To do. Resume the article on the 1953 film Pekka Puupää, writing on from its final sentence.

** Start Given text **

- Original Finnish film poster
- Directed by: Ville Salminen
- Written by: Reino Helismaa
- Produced by: T.J. Särkkä
- Starring: Esa Pakarinen Masa Niemi Siiri Angerkoski Tuija Halonen Tapio Rautavaara
- Cinematography: Kauno Laine
- Edited by: Armas Vallasvuo
- Music by: Toivo Kärki
- Production company: Suomen Filmiteollisuus
- Distributed by: Suomen Filmiteollisuus
- Release date: 30 April 1953;
- Running time: 71 minutes
- Country: Finland
- Language: Finnish
- Budget: FIM 6.7 million

= Pekka Puupää (film) =

Pekka Puupää (Kalle Träskalle, also Pete Blockhead in English translation) is a 1953 Finnish comedy film directed by Ville Salminen and starring Esa Pakarinen, Masa Niemi and Siiri Angerkoski. It is the first film of the Pekka and Pätkä film series based on the comics by the same name created by Ola Fogelberg.

The film was largely made on the same sets as Esa "Flies" to Kuopio, which came out in the same year and was also directed by Ville Salminen. Esa Pakarinen also wore exactly the same basic costume in every Pekka and Pätkä film. The film was shot in the winter and spring of 1953 and its production costs were 6.7 million Finnish marks.

** End Given text **
** Start Dataset excerpt **

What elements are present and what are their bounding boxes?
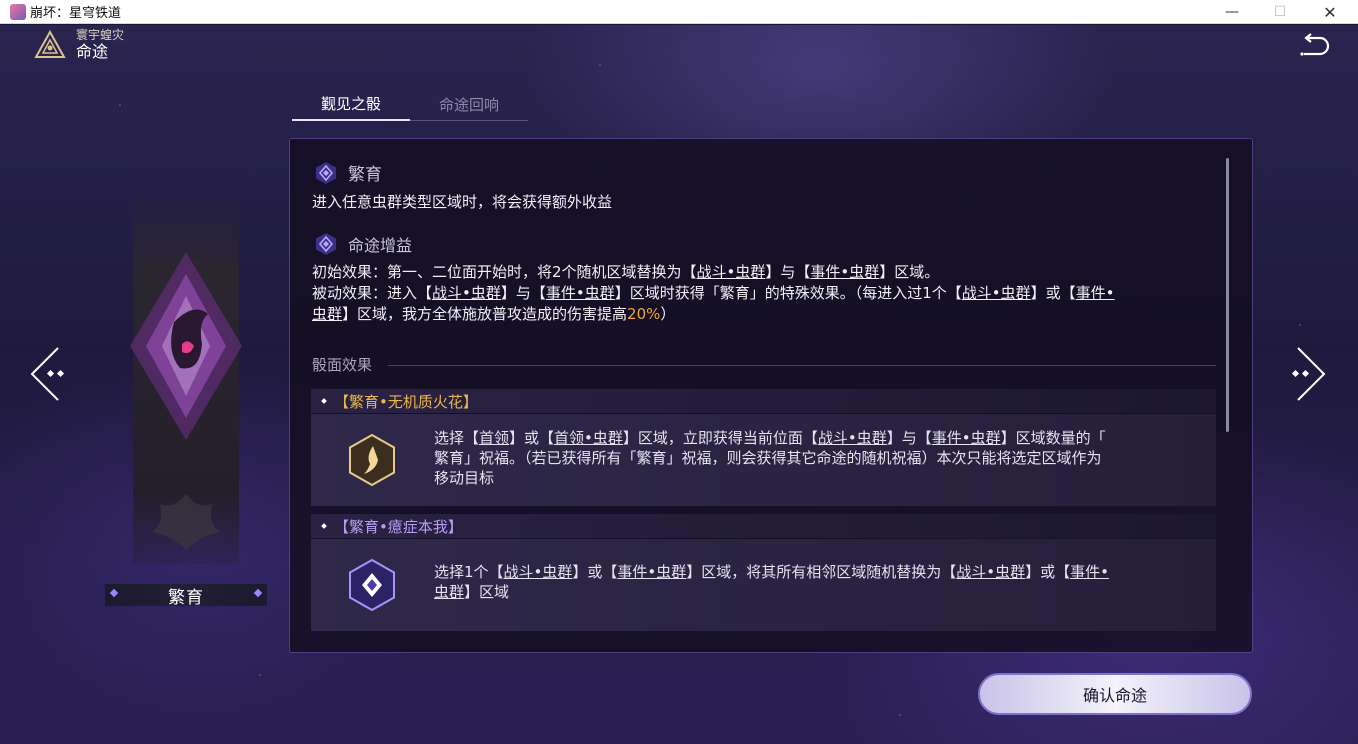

** End Dataset excerpt **

Answer to the problem.
Although not much was expected from the movie based on the comic book, it was surprisingly successful, which led to twelve sequels. On television, the film was shown in 1965 on the Yle TV1 channel and it was watched by 1.6 million viewers. However, critics have never appreciated the loved film by the audience, let alone its sequels. Today critics consider that the "slapstick movie" has only nostalgic values, nothing more. Many critics turned their mocking into "art" and used the most imaginative puns and metaphors. Also, despite appearing in the film and its sequels as well, the actress Siiri Angerkoski never appreciated these films but considered them "idle-day nonsense".

==Plot==

Pätkä (Masa Niemi) and Pekka Puupää (Esa Pakarinen) trying to take care of baby in the film.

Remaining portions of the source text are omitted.